What this task involves: Identify the lines that contain the string "kiếm" and copy all of them.

Supplied data:

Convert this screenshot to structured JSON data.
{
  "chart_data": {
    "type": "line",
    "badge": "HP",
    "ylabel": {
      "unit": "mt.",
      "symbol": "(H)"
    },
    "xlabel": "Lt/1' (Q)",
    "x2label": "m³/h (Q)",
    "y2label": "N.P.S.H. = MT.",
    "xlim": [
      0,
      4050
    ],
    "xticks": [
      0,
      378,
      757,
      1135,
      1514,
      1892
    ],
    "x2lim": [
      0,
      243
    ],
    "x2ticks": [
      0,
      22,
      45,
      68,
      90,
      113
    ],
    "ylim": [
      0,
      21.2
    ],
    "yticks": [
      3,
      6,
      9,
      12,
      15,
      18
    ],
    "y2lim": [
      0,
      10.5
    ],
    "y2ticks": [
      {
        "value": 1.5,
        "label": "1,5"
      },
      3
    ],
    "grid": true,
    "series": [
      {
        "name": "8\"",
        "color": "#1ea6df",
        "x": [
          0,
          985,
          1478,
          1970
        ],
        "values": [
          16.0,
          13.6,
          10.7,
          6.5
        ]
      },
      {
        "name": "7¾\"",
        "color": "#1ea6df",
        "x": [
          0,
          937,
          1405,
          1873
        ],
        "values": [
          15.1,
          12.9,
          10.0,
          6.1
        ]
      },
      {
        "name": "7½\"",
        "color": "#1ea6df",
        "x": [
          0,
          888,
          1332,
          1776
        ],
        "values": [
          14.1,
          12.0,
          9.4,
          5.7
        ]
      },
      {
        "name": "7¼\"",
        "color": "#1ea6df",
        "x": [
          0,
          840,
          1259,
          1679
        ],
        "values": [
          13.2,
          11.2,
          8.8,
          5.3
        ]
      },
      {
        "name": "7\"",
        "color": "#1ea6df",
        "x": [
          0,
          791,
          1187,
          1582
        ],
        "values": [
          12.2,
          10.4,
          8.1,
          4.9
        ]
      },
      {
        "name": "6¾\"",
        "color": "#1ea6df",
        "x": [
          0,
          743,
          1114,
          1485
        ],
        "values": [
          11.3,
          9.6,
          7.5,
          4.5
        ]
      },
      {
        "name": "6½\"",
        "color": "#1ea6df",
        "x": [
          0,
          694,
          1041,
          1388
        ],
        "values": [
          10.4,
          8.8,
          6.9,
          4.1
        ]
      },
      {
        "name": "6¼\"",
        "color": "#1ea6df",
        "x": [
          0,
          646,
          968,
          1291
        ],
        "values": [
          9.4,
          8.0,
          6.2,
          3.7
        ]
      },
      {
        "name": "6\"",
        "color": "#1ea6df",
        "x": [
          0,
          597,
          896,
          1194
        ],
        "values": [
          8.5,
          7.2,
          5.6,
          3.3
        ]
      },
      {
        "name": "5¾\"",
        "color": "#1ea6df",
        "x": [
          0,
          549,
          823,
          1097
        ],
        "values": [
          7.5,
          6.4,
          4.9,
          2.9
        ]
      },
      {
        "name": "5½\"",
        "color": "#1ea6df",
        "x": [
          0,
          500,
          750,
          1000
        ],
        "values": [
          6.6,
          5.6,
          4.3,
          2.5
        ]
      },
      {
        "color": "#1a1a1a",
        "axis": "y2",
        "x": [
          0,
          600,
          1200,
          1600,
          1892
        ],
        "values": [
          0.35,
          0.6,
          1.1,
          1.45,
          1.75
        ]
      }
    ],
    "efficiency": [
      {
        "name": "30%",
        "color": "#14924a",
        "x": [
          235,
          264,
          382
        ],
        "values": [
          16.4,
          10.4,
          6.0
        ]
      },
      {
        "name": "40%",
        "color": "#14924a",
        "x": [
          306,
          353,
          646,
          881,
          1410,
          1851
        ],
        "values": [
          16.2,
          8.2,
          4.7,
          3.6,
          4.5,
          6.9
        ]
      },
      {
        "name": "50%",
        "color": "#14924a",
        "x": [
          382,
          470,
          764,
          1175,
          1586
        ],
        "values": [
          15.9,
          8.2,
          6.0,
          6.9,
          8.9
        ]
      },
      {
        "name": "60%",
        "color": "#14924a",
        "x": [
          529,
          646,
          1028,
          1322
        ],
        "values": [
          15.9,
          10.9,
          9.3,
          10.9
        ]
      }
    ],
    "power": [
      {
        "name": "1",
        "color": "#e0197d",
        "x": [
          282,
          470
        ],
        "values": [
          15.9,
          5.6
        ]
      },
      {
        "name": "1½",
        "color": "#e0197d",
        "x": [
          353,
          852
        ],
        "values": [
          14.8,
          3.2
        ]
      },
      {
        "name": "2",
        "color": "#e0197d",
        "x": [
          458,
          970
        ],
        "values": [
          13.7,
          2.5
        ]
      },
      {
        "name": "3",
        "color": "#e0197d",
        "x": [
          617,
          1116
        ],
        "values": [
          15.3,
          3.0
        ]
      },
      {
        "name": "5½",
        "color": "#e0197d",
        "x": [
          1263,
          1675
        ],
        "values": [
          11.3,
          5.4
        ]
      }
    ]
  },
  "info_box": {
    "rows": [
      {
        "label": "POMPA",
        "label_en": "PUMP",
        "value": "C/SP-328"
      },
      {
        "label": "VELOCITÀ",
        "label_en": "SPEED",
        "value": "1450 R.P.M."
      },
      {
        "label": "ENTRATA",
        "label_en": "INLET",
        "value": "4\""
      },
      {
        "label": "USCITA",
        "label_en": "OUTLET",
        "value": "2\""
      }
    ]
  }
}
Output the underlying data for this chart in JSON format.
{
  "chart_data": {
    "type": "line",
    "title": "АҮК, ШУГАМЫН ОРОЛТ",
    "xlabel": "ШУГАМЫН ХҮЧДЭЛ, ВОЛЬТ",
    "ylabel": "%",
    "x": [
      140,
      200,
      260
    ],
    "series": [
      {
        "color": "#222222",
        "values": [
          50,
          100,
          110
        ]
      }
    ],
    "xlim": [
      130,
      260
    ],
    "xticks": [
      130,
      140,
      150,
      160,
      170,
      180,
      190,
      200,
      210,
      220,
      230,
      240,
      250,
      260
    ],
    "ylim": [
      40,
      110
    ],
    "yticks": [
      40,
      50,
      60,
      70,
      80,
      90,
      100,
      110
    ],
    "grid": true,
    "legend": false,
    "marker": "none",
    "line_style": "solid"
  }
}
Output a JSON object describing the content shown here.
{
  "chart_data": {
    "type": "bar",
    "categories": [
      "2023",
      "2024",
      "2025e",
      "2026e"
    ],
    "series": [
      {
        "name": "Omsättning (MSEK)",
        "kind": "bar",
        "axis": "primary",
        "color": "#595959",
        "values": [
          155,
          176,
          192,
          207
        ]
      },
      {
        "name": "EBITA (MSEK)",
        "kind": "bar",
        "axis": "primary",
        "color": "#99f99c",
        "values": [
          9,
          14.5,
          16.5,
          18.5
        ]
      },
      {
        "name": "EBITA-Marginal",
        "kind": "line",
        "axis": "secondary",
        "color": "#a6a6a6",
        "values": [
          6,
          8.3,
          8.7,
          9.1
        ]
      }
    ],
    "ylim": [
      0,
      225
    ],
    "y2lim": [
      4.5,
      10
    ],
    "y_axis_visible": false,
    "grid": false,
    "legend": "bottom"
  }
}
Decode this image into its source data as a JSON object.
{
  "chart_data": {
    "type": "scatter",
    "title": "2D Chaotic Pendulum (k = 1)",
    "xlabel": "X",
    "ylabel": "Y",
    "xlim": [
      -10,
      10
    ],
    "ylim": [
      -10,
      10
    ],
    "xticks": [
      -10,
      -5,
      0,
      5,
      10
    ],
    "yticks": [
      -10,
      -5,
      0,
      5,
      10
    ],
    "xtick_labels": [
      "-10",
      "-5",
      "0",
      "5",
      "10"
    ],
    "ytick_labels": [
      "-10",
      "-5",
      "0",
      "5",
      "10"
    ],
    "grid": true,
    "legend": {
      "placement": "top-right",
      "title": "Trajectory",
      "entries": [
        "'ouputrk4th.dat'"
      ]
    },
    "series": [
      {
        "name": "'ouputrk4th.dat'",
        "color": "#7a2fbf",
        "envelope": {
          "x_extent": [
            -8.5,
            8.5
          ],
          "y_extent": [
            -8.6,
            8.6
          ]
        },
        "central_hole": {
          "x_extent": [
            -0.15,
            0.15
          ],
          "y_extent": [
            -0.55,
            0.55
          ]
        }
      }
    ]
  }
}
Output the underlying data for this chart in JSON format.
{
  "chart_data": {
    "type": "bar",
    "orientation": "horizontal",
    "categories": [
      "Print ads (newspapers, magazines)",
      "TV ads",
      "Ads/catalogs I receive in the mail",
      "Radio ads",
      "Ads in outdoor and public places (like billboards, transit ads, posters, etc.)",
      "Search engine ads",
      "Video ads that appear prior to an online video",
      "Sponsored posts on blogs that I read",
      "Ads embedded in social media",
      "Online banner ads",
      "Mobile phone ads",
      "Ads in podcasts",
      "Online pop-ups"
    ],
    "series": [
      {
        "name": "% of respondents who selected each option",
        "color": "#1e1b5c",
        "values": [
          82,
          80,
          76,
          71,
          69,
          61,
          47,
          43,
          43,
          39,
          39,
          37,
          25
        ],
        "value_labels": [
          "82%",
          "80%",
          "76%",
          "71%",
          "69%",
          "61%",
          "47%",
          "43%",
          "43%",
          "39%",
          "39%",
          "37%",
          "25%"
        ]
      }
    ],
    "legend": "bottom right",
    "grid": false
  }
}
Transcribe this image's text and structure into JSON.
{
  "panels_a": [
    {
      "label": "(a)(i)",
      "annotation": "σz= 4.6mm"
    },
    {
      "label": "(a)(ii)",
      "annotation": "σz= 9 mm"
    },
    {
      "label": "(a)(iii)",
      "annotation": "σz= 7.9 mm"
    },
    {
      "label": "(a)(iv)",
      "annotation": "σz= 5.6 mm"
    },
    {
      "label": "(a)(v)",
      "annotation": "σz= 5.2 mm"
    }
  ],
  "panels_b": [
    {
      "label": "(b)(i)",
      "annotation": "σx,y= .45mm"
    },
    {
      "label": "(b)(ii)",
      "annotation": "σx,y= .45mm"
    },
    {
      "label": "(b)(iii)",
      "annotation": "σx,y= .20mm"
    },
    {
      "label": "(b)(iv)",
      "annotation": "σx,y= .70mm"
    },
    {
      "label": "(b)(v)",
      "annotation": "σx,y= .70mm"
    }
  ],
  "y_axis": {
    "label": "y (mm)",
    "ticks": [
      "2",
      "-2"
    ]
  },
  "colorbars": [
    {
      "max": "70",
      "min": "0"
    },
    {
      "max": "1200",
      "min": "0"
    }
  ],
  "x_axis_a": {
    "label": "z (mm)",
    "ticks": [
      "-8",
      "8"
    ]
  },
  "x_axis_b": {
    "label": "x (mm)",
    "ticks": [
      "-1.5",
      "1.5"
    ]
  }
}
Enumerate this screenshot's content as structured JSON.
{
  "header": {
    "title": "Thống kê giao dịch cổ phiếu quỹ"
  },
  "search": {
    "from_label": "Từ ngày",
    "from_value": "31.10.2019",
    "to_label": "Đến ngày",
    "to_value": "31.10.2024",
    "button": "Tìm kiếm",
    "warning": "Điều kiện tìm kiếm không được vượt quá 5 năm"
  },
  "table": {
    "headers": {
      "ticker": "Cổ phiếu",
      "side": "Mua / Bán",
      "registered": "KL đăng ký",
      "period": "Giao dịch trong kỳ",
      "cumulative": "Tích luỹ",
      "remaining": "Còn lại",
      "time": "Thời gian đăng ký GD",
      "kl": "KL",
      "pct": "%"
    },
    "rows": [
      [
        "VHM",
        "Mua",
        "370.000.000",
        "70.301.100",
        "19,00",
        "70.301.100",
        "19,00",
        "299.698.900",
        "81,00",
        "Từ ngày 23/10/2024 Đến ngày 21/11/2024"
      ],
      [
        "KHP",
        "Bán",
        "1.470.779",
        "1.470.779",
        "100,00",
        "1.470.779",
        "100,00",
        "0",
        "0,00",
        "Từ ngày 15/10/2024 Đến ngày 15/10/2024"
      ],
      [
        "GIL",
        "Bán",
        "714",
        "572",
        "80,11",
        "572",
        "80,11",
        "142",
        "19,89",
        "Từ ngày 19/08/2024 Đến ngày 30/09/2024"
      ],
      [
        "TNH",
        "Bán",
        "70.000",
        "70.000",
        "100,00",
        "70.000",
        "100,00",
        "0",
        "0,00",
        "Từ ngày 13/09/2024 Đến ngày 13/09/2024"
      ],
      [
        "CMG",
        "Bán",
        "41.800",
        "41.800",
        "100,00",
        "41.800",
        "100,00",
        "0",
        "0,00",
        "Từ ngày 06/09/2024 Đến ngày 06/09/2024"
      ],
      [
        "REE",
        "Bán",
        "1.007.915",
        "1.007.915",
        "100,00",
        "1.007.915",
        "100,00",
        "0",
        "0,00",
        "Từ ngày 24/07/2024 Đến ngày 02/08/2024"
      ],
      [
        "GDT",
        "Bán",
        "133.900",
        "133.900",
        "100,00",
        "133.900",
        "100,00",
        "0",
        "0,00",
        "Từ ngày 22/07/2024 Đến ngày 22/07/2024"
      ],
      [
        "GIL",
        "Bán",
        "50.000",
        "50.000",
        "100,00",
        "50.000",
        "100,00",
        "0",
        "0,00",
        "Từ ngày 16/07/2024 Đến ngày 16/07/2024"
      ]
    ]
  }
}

Task result:
    "button": "Tìm kiếm",
    "warning": "Điều kiện tìm kiếm không được vượt quá 5 năm"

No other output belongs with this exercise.